# Exercise instructions
Lines holding the string "label" are the ones to copy from this listing.

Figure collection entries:
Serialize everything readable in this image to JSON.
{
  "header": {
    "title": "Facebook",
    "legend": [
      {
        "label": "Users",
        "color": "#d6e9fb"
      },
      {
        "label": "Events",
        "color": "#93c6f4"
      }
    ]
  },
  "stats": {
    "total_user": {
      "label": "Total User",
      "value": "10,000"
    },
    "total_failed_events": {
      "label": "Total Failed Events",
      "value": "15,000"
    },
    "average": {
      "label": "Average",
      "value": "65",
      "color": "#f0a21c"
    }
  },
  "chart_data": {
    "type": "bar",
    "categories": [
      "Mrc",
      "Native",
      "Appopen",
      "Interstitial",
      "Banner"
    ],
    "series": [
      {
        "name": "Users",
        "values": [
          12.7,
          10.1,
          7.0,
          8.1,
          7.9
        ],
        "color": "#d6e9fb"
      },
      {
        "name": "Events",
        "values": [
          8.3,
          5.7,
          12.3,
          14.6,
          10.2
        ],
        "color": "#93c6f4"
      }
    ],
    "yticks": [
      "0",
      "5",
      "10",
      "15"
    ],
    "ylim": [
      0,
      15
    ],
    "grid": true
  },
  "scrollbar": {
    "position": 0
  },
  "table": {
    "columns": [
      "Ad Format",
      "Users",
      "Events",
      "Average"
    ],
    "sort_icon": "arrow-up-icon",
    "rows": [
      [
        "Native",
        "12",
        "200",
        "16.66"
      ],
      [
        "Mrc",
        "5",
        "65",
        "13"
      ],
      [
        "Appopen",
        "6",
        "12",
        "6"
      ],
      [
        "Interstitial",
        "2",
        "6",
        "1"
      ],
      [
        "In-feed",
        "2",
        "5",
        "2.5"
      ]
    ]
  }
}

# Task answer
        "label": "Users",
        "label": "Events",
      "label": "Total User",
      "label": "Total Failed Events",
      "label": "Average",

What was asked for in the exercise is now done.